# la portée de quelque chose / à portée



## Jazzlhin

Hola me pueden ayudar a traducir esta palabra por favor?

La signification et la *portée* de cette démarche seron tout autres que celles qui président à celle mise en oevre dans la sphère privée.


----------



## Marlluna

Hola Jazzlhin. La traducción de "portée" es, en general, "alcance", pero quizás te pueda ir bien "impacto", en este caso.


----------



## Jazzlhin

Muchas gracias por tu ayuda!


----------



## Leon_Izquierdo

¡Hola!

Sé que "à longue portée" puede traducirse como "de largo alcance". En este contexto, sin embargo, esa opción no termina de convencerme:

"Disons à longue portée, et loin des Grecs, que le clinamen est sujet, ou plus exactement subjectivation".

Hasta aquí: "Digamos, de largo alcance, y lejos de los griegos, que el clinamen es sujeto, o más exactamente, subjetivación".

Pero "de largo alcance" no me agrada, insisto...


----------



## pipasdegirasol

Hola,

Intuyo que quiere decir mirando lejos ya que el cnrtl no da ninguna opción especial para portée con un adjetivo. Probablemente se tenga que traducir por una perífrasis.

_Tu objetivo_. Transcribe el texto del foro desde "Hola me pueden" hasta "la sphère privée.", sin cambiar ni una letra.

_Registros guardados_.
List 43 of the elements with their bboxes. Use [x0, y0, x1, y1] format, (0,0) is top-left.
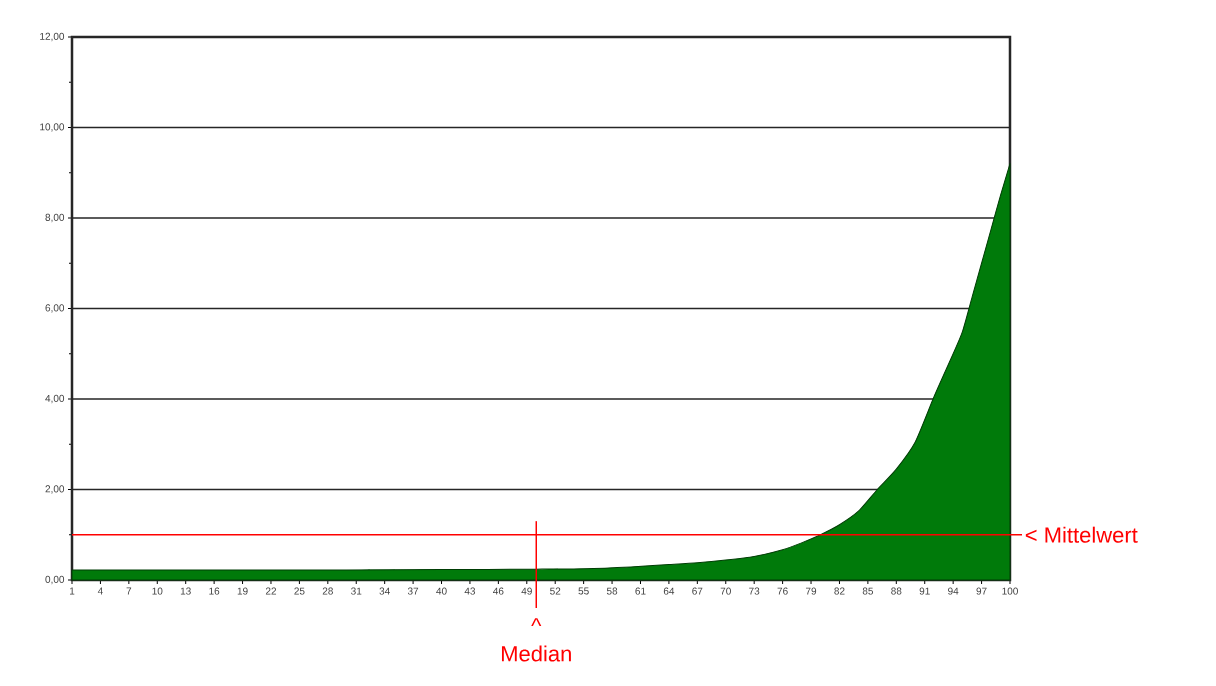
y-tick-label: 8,00 [45, 213, 65, 223]
ref-line-label: ^ Median [501, 618, 571, 662]
x-tick-label: 7 [126, 587, 132, 595]
y-tick-label: 0,00 [45, 575, 65, 585]
x-tick-label: 1 [69, 587, 75, 595]
x-tick-label: 34 [379, 587, 390, 595]
x-tick-label: 10 [152, 587, 163, 595]
x-tick-label: 22 [265, 587, 277, 595]
x-tick-label: 25 [294, 587, 305, 595]
x-tick-label: 94 [948, 587, 959, 595]
x-tick-label: 70 [720, 587, 731, 595]
x-tick-label: 31 [351, 587, 362, 595]
x-tick-label: 55 [578, 587, 589, 595]
ref-line-label: < Mittelwert [1025, 526, 1138, 543]
x-tick-label: 91 [919, 587, 930, 595]
y-tick-label: 2,00 [45, 485, 65, 494]
x-tick-label: 46 [493, 587, 504, 595]
x-tick-label: 79 [805, 587, 817, 595]
x-tick-label: 58 [606, 587, 618, 595]
x-tick-label: 64 [663, 587, 675, 595]
x-tick-label: 73 [749, 587, 760, 595]
x-tick-label: 76 [777, 587, 788, 595]
x-tick-label: 67 [692, 587, 703, 595]
x-tick-label: 85 [862, 587, 874, 595]
x-tick-label: 37 [407, 587, 419, 595]
x-tick-label: 28 [322, 587, 333, 595]
y-tick-label: 4,00 [45, 394, 65, 404]
x-tick-label: 43 [464, 587, 476, 595]
x-tick-label: 52 [550, 587, 561, 595]
x-tick-label: 4 [97, 587, 103, 595]
y-tick-label: 6,00 [45, 304, 65, 313]
x-tick-label: 97 [976, 587, 987, 595]
x-tick-label: 88 [891, 587, 902, 595]
y-tick-label: 10,00 [40, 123, 65, 132]
x-tick-label: 61 [635, 587, 646, 595]
x-tick-label: 82 [834, 587, 845, 595]
x-tick-label: 19 [237, 587, 248, 595]
x-tick-label: 16 [209, 587, 220, 595]
x-tick-label: 100 [1002, 587, 1018, 595]
x-tick-label: 13 [180, 587, 191, 595]
x-tick-label: 49 [521, 587, 532, 595]
x-tick-label: 40 [436, 587, 447, 595]
y-tick-label: 12,00 [40, 32, 65, 42]
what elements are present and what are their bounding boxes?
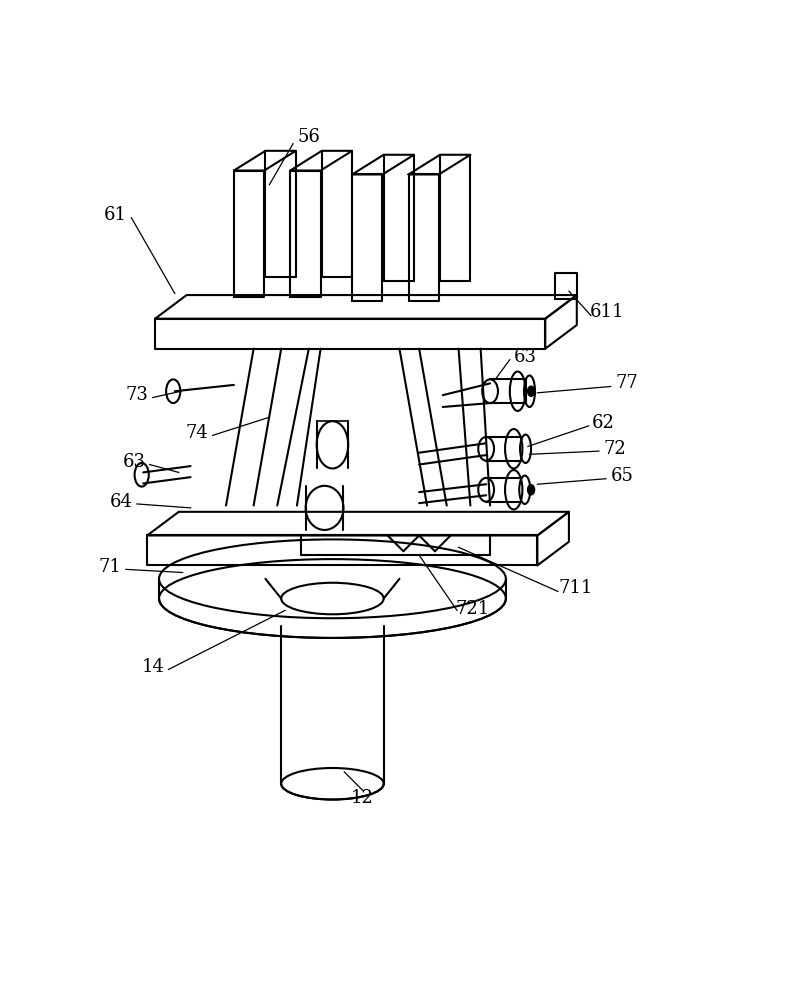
Text: 611: 611 (589, 303, 624, 321)
Text: 711: 711 (558, 579, 592, 597)
Text: 62: 62 (592, 414, 615, 432)
Text: 63: 63 (514, 348, 537, 366)
Ellipse shape (528, 485, 534, 494)
Text: 77: 77 (615, 374, 638, 392)
Ellipse shape (528, 386, 534, 396)
Text: 73: 73 (126, 386, 149, 404)
Text: 61: 61 (104, 206, 127, 224)
Text: 12: 12 (351, 789, 374, 807)
Text: 74: 74 (186, 424, 208, 442)
Text: 65: 65 (611, 467, 633, 485)
Text: 14: 14 (142, 658, 165, 676)
Text: 63: 63 (123, 453, 146, 471)
Text: 71: 71 (99, 558, 122, 576)
Text: 56: 56 (297, 128, 320, 146)
Text: 64: 64 (110, 493, 133, 511)
Text: 72: 72 (604, 440, 626, 458)
Text: 721: 721 (456, 600, 490, 618)
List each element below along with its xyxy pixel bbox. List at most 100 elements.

_Resultado de la tarea_.
Hola me pueden ayudar a traducir esta palabra por favor?

La signification et la *portée* de cette démarche seron tout autres que celles qui président à celle mise en oevre dans la sphère privée.